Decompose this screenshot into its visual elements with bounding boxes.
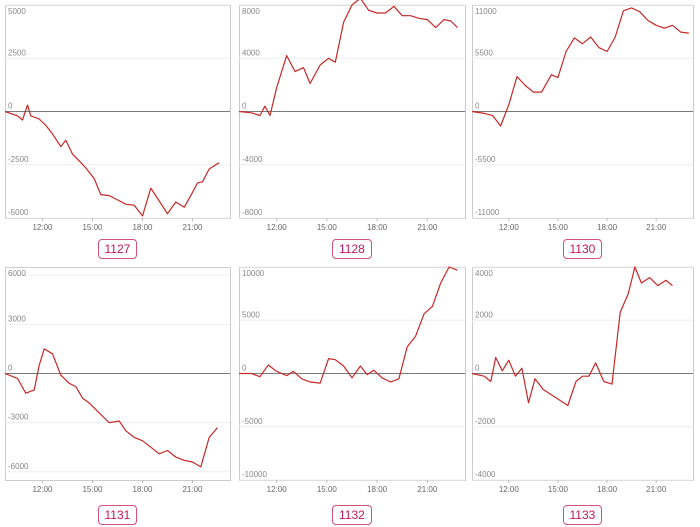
- y-tick-label: 6000: [8, 269, 26, 278]
- x-tick-label: 12:00: [32, 485, 53, 494]
- chart-label-1131: 1131: [97, 505, 138, 525]
- y-tick-label: -11000: [475, 208, 500, 217]
- x-tick-label: 18:00: [132, 223, 153, 232]
- x-tick-label: 15:00: [548, 223, 569, 232]
- y-tick-label: 8000: [242, 7, 260, 16]
- chart-label-1132: 1132: [332, 505, 372, 525]
- x-tick-label: 18:00: [597, 223, 618, 232]
- series-line: [239, 266, 458, 384]
- y-tick-label: 0: [8, 102, 13, 111]
- y-tick-label: 0: [475, 102, 480, 111]
- y-tick-label: -2500: [8, 155, 29, 164]
- chart-label-1127: 1127: [97, 239, 138, 259]
- x-tick-label: 18:00: [367, 485, 388, 494]
- x-tick-label: 15:00: [82, 223, 103, 232]
- x-tick-label: 15:00: [548, 485, 569, 494]
- x-tick-label: 18:00: [597, 485, 618, 494]
- series-line: [4, 104, 220, 217]
- x-tick-label: 21:00: [646, 485, 667, 494]
- series-line: [471, 266, 673, 407]
- x-tick-label: 21:00: [417, 485, 438, 494]
- y-tick-label: 4000: [475, 269, 493, 278]
- y-tick-label: -5000: [242, 417, 263, 426]
- y-tick-label: -4000: [242, 155, 263, 164]
- plot-frame: [239, 267, 466, 481]
- y-tick-label: -5000: [8, 208, 29, 217]
- x-tick-label: 12:00: [32, 223, 53, 232]
- y-tick-label: 5500: [475, 48, 493, 57]
- y-tick-label: 10000: [242, 269, 265, 278]
- y-tick-label: 4000: [242, 48, 260, 57]
- y-tick-label: -10000: [242, 470, 267, 479]
- y-tick-label: -4000: [475, 470, 496, 479]
- chart-label-1128: 1128: [332, 239, 372, 259]
- x-tick-label: 15:00: [317, 485, 338, 494]
- x-tick-label: 15:00: [317, 223, 338, 232]
- y-tick-label: 5000: [242, 310, 260, 319]
- y-tick-label: 2500: [8, 48, 26, 57]
- y-tick-label: 2000: [475, 310, 493, 319]
- plot-frame: [472, 5, 694, 219]
- y-tick-label: 0: [8, 364, 13, 373]
- y-tick-label: -5500: [475, 155, 496, 164]
- y-tick-label: 3000: [8, 314, 26, 323]
- plot-frame: [5, 267, 231, 481]
- plot-frame: [472, 267, 694, 481]
- y-tick-label: 0: [242, 364, 247, 373]
- x-tick-label: 21:00: [182, 223, 203, 232]
- y-tick-label: 11000: [475, 7, 497, 16]
- x-tick-label: 12:00: [267, 485, 288, 494]
- x-tick-label: 12:00: [499, 223, 520, 232]
- chart-label-1133: 1133: [562, 505, 603, 525]
- y-tick-label: 0: [242, 102, 247, 111]
- series-line: [4, 348, 218, 468]
- x-tick-label: 21:00: [417, 223, 438, 232]
- x-tick-label: 18:00: [367, 223, 388, 232]
- x-tick-label: 21:00: [182, 485, 203, 494]
- y-tick-label: -3000: [8, 413, 29, 422]
- series-line: [238, 0, 458, 117]
- y-tick-label: -2000: [475, 417, 496, 426]
- x-tick-label: 12:00: [499, 485, 520, 494]
- x-tick-label: 18:00: [132, 485, 153, 494]
- plot-frame: [239, 5, 466, 219]
- y-tick-label: 5000: [8, 7, 26, 16]
- y-tick-label: 0: [475, 364, 480, 373]
- x-tick-label: 12:00: [267, 223, 288, 232]
- x-tick-label: 21:00: [646, 223, 667, 232]
- series-line: [471, 7, 689, 127]
- x-tick-label: 15:00: [82, 485, 103, 494]
- y-tick-label: -6000: [8, 462, 29, 471]
- y-tick-label: -8000: [242, 208, 263, 217]
- plot-frame: [5, 5, 231, 219]
- chart-label-1130: 1130: [562, 239, 603, 259]
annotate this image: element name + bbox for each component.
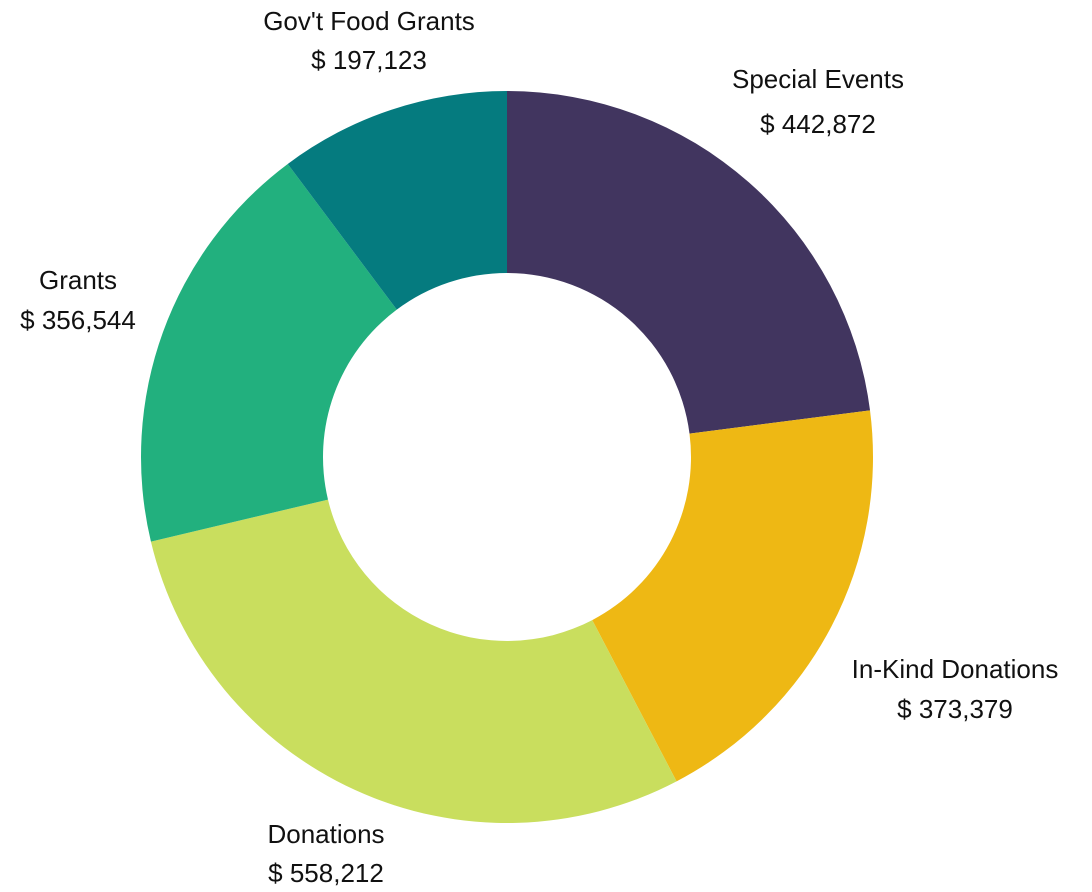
slice-value-special-events: $ 442,872 bbox=[760, 109, 876, 139]
slice-label-donations: Donations bbox=[267, 819, 384, 849]
slice-value-grants: $ 356,544 bbox=[20, 305, 136, 335]
slice-value-donations: $ 558,212 bbox=[268, 858, 384, 888]
slice-label-gov-t-food-grants: Gov't Food Grants bbox=[263, 6, 475, 36]
slice-in-kind-donations bbox=[592, 410, 873, 782]
labels-group: Special Events $ 442,872 In-Kind Donations… bbox=[20, 6, 1058, 888]
slice-label-special-events: Special Events bbox=[732, 64, 904, 94]
slice-grants bbox=[141, 163, 397, 542]
slice-value-gov-t-food-grants: $ 197,123 bbox=[311, 45, 427, 75]
slice-value-in-kind-donations: $ 373,379 bbox=[897, 694, 1013, 724]
slice-label-in-kind-donations: In-Kind Donations bbox=[852, 654, 1059, 684]
slice-gov-t-food-grants bbox=[287, 91, 507, 310]
slice-label-grants: Grants bbox=[39, 265, 117, 295]
slice-special-events bbox=[507, 91, 871, 434]
slices-group bbox=[141, 91, 873, 824]
slice-donations bbox=[150, 499, 677, 824]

++++++++++

Rewrite the rows above with "bounding boxes" changed to "box coordinates" and everything else left as it is. Omit the pictures.

Decompose this screenshot into its visual elements with box coordinates.
- y-tick-label: 6000: [8, 269, 26, 278]
- x-tick-label: 12:00: [32, 485, 53, 494]
- chart-label-1131: 1131: [97, 505, 138, 525]
- y-tick-label: -11000: [475, 208, 500, 217]
- x-tick-label: 18:00: [132, 223, 153, 232]
- x-tick-label: 15:00: [548, 223, 569, 232]
- y-tick-label: 8000: [242, 7, 260, 16]
- chart-label-1132: 1132: [332, 505, 372, 525]
- x-tick-label: 18:00: [597, 223, 618, 232]
- series-line: [239, 266, 458, 384]
- y-tick-label: 0: [8, 102, 13, 111]
- y-tick-label: 0: [475, 102, 480, 111]
- y-tick-label: -2500: [8, 155, 29, 164]
- chart-label-1127: 1127: [97, 239, 138, 259]
- x-tick-label: 18:00: [367, 485, 388, 494]
- x-tick-label: 15:00: [82, 223, 103, 232]
- x-tick-label: 15:00: [548, 485, 569, 494]
- x-tick-label: 18:00: [597, 485, 618, 494]
- series-line: [4, 104, 220, 217]
- x-tick-label: 21:00: [646, 485, 667, 494]
- series-line: [471, 266, 673, 407]
- x-tick-label: 21:00: [417, 485, 438, 494]
- y-tick-label: 4000: [475, 269, 493, 278]
- y-tick-label: -5000: [242, 417, 263, 426]
- y-tick-label: -4000: [242, 155, 263, 164]
- plot-frame: [239, 267, 466, 481]
- y-tick-label: -5000: [8, 208, 29, 217]
- x-tick-label: 12:00: [32, 223, 53, 232]
- y-tick-label: 5500: [475, 48, 493, 57]
- y-tick-label: 10000: [242, 269, 265, 278]
- y-tick-label: 4000: [242, 48, 260, 57]
- y-tick-label: -10000: [242, 470, 267, 479]
- y-tick-label: -4000: [475, 470, 496, 479]
- chart-label-1128: 1128: [332, 239, 372, 259]
- x-tick-label: 15:00: [317, 485, 338, 494]
- x-tick-label: 15:00: [317, 223, 338, 232]
- y-tick-label: 5000: [242, 310, 260, 319]
- y-tick-label: 2500: [8, 48, 26, 57]
- y-tick-label: 2000: [475, 310, 493, 319]
- plot-frame: [472, 5, 694, 219]
- y-tick-label: 0: [8, 364, 13, 373]
- y-tick-label: -5500: [475, 155, 496, 164]
- y-tick-label: 3000: [8, 314, 26, 323]
- plot-frame: [5, 267, 231, 481]
- plot-frame: [472, 267, 694, 481]
- y-tick-label: 0: [242, 364, 247, 373]
- x-tick-label: 21:00: [182, 223, 203, 232]
- y-tick-label: 11000: [475, 7, 497, 16]
- x-tick-label: 12:00: [267, 485, 288, 494]
- x-tick-label: 12:00: [499, 223, 520, 232]
- chart-label-1133: 1133: [562, 505, 603, 525]
- y-tick-label: 0: [242, 102, 247, 111]
- series-line: [4, 348, 218, 468]
- x-tick-label: 21:00: [417, 223, 438, 232]
- x-tick-label: 18:00: [367, 223, 388, 232]
- x-tick-label: 21:00: [182, 485, 203, 494]
- y-tick-label: -3000: [8, 413, 29, 422]
- series-line: [238, 0, 458, 117]
- y-tick-label: -2000: [475, 417, 496, 426]
- x-tick-label: 12:00: [499, 485, 520, 494]
- x-tick-label: 18:00: [132, 485, 153, 494]
- plot-frame: [239, 5, 466, 219]
- y-tick-label: 5000: [8, 7, 26, 16]
- y-tick-label: 0: [475, 364, 480, 373]
- x-tick-label: 12:00: [267, 223, 288, 232]
- x-tick-label: 21:00: [646, 223, 667, 232]
- series-line: [471, 7, 689, 127]
- x-tick-label: 15:00: [82, 485, 103, 494]
- y-tick-label: -6000: [8, 462, 29, 471]
- y-tick-label: -8000: [242, 208, 263, 217]
- plot-frame: [5, 5, 231, 219]
- chart-label-1130: 1130: [562, 239, 603, 259]
annotate this image: element name + bbox for each component.
slice-value-special-events: $ 442,872 bbox=[760, 109, 876, 139]
slice-label-donations: Donations bbox=[267, 819, 384, 849]
slice-value-grants: $ 356,544 bbox=[20, 305, 136, 335]
slice-value-donations: $ 558,212 bbox=[268, 858, 384, 888]
slice-label-gov-t-food-grants: Gov't Food Grants bbox=[263, 6, 475, 36]
slice-in-kind-donations bbox=[592, 410, 873, 782]
labels-group: Special Events $ 442,872 In-Kind Donations… bbox=[20, 6, 1058, 888]
slice-label-special-events: Special Events bbox=[732, 64, 904, 94]
slice-grants bbox=[141, 163, 397, 542]
slice-value-gov-t-food-grants: $ 197,123 bbox=[311, 45, 427, 75]
slice-value-in-kind-donations: $ 373,379 bbox=[897, 694, 1013, 724]
slice-label-in-kind-donations: In-Kind Donations bbox=[852, 654, 1059, 684]
slice-gov-t-food-grants bbox=[287, 91, 507, 310]
slice-label-grants: Grants bbox=[39, 265, 117, 295]
slice-special-events bbox=[507, 91, 871, 434]
slices-group bbox=[141, 91, 873, 824]
slice-donations bbox=[150, 499, 677, 824]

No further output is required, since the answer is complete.